* [GOAL OF THE EXERCISE] Pick out each line of the records that includes the string "Output", and copy it.

* [RECORDS SHOWN]
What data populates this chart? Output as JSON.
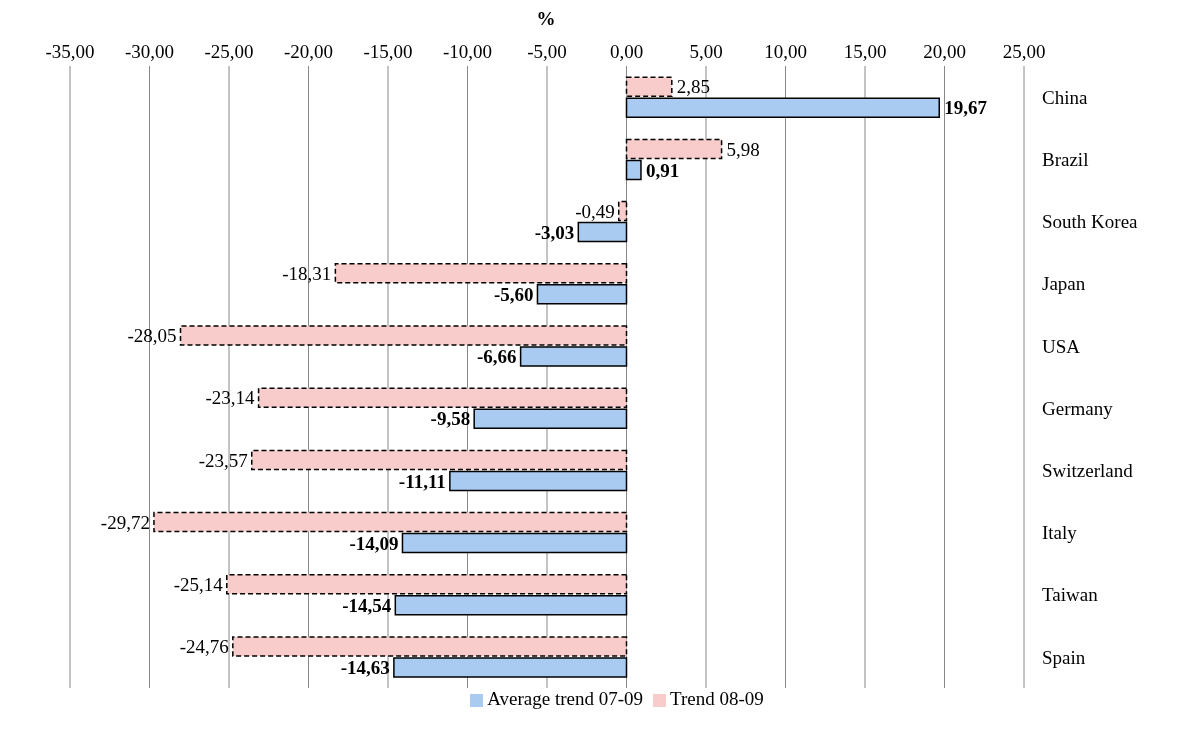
{
  "chart_data": {
    "type": "bar",
    "orientation": "horizontal",
    "xlabel": "%",
    "categories": [
      "China",
      "Brazil",
      "South Korea",
      "Japan",
      "USA",
      "Germany",
      "Switzerland",
      "Italy",
      "Taiwan",
      "Spain"
    ],
    "series": [
      {
        "name": "Trend 08-09",
        "color": "#f9cccc",
        "line_style": "dashed",
        "values": [
          2.85,
          5.98,
          -0.49,
          -18.31,
          -28.05,
          -23.14,
          -23.57,
          -29.72,
          -25.14,
          -24.76
        ],
        "value_labels": [
          "2,85",
          "5,98",
          "-0,49",
          "-18,31",
          "-28,05",
          "-23,14",
          "-23,57",
          "-29,72",
          "-25,14",
          "-24,76"
        ]
      },
      {
        "name": "Average trend 07-09",
        "color": "#a9cbf2",
        "line_style": "solid",
        "values": [
          19.67,
          0.91,
          -3.03,
          -5.6,
          -6.66,
          -9.58,
          -11.11,
          -14.09,
          -14.54,
          -14.63
        ],
        "value_labels": [
          "19,67",
          "0,91",
          "-3,03",
          "-5,60",
          "-6,66",
          "-9,58",
          "-11,11",
          "-14,09",
          "-14,54",
          "-14,63"
        ]
      }
    ],
    "xlim": [
      -35,
      25
    ],
    "xticks": [
      {
        "value": -35,
        "label": "-35,00"
      },
      {
        "value": -30,
        "label": "-30,00"
      },
      {
        "value": -25,
        "label": "-25,00"
      },
      {
        "value": -20,
        "label": "-20,00"
      },
      {
        "value": -15,
        "label": "-15,00"
      },
      {
        "value": -10,
        "label": "-10,00"
      },
      {
        "value": -5,
        "label": "-5,00"
      },
      {
        "value": 0,
        "label": "0,00"
      },
      {
        "value": 5,
        "label": "5,00"
      },
      {
        "value": 10,
        "label": "10,00"
      },
      {
        "value": 15,
        "label": "15,00"
      },
      {
        "value": 20,
        "label": "20,00"
      },
      {
        "value": 25,
        "label": "25,00"
      }
    ],
    "grid": "x",
    "legend": "bottom"
  }
}
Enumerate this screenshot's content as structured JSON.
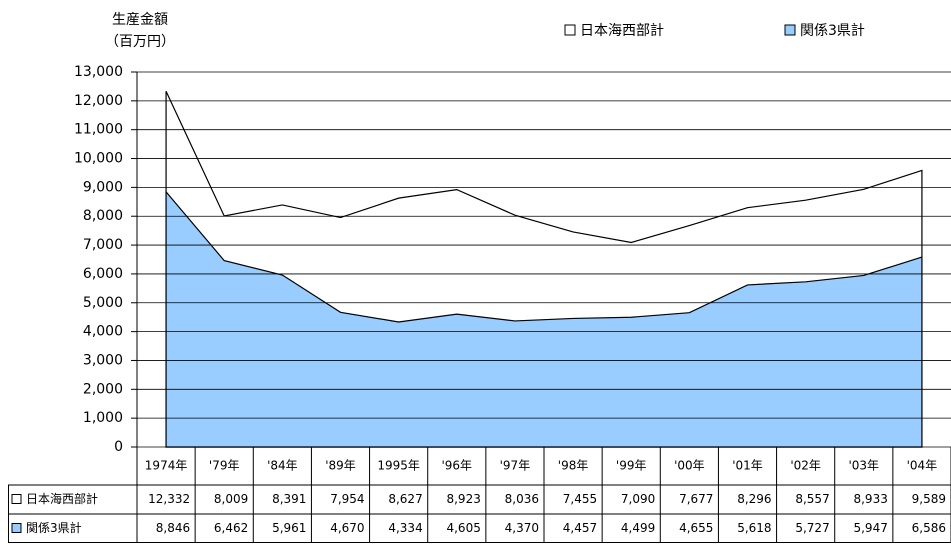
{
  "chart_data": {
    "type": "area",
    "y_label": [
      "生産金額",
      "（百万円）"
    ],
    "categories": [
      "1974年",
      "'79年",
      "'84年",
      "'89年",
      "1995年",
      "'96年",
      "'97年",
      "'98年",
      "'99年",
      "'00年",
      "'01年",
      "'02年",
      "'03年",
      "'04年"
    ],
    "series": [
      {
        "name": "日本海西部計",
        "color": "#ffffff",
        "values": [
          12332,
          8009,
          8391,
          7954,
          8627,
          8923,
          8036,
          7455,
          7090,
          7677,
          8296,
          8557,
          8933,
          9589
        ],
        "value_labels": [
          "12,332",
          "8,009",
          "8,391",
          "7,954",
          "8,627",
          "8,923",
          "8,036",
          "7,455",
          "7,090",
          "7,677",
          "8,296",
          "8,557",
          "8,933",
          "9,589"
        ]
      },
      {
        "name": "関係3県計",
        "color": "#99ccff",
        "values": [
          8846,
          6462,
          5961,
          4670,
          4334,
          4605,
          4370,
          4457,
          4499,
          4655,
          5618,
          5727,
          5947,
          6586
        ],
        "value_labels": [
          "8,846",
          "6,462",
          "5,961",
          "4,670",
          "4,334",
          "4,605",
          "4,370",
          "4,457",
          "4,499",
          "4,655",
          "5,618",
          "5,727",
          "5,947",
          "6,586"
        ]
      }
    ],
    "ylim": [
      0,
      13000
    ],
    "yticks": [
      0,
      {
        "value": 1000,
        "label": "1,000"
      },
      {
        "value": 2000,
        "label": "2,000"
      },
      {
        "value": 3000,
        "label": "3,000"
      },
      {
        "value": 4000,
        "label": "4,000"
      },
      {
        "value": 5000,
        "label": "5,000"
      },
      {
        "value": 6000,
        "label": "6,000"
      },
      {
        "value": 7000,
        "label": "7,000"
      },
      {
        "value": 8000,
        "label": "8,000"
      },
      {
        "value": 9000,
        "label": "9,000"
      },
      {
        "value": 10000,
        "label": "10,000"
      },
      {
        "value": 11000,
        "label": "11,000"
      },
      {
        "value": 12000,
        "label": "12,000"
      },
      {
        "value": 13000,
        "label": "13,000"
      }
    ],
    "grid": true
  }
}
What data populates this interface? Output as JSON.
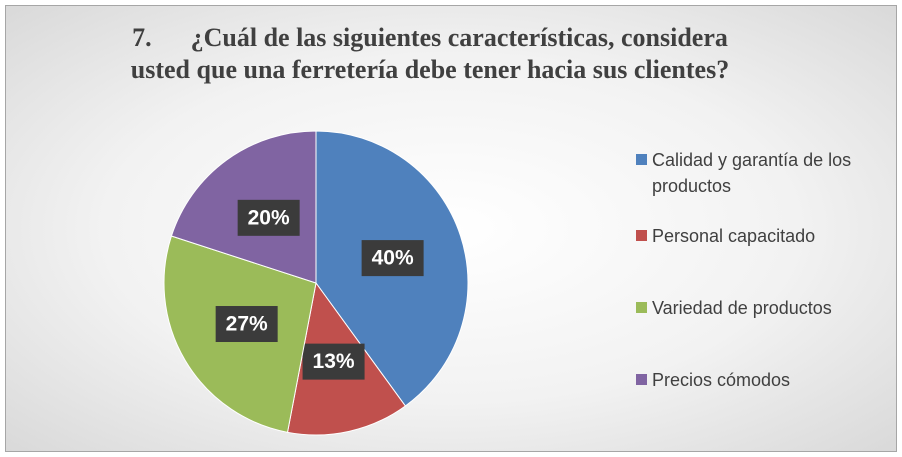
{
  "chart_data": {
    "type": "pie",
    "title": "7.      ¿Cuál de las siguientes características, considera usted que una ferretería debe tener hacia sus clientes?",
    "categories": [
      "Calidad y garantía de los productos",
      "Personal capacitado",
      "Variedad de productos",
      "Precios cómodos"
    ],
    "values": [
      40,
      13,
      27,
      20
    ],
    "value_labels": [
      "40%",
      "13%",
      "27%",
      "20%"
    ],
    "colors": [
      "#4f81bd",
      "#c0504d",
      "#9bbb59",
      "#8064a2"
    ],
    "legend": "right"
  }
}
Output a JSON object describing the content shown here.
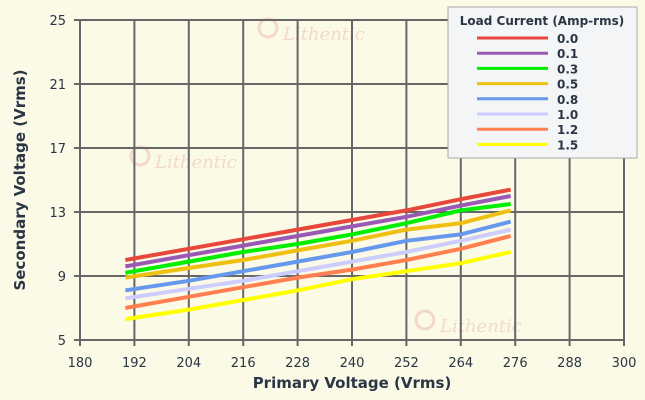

* [WRITTEN ANSWER]
What data populates this chart? Output as JSON.
What data populates this interface? Output as JSON.
Output a JSON object describing the content shown here.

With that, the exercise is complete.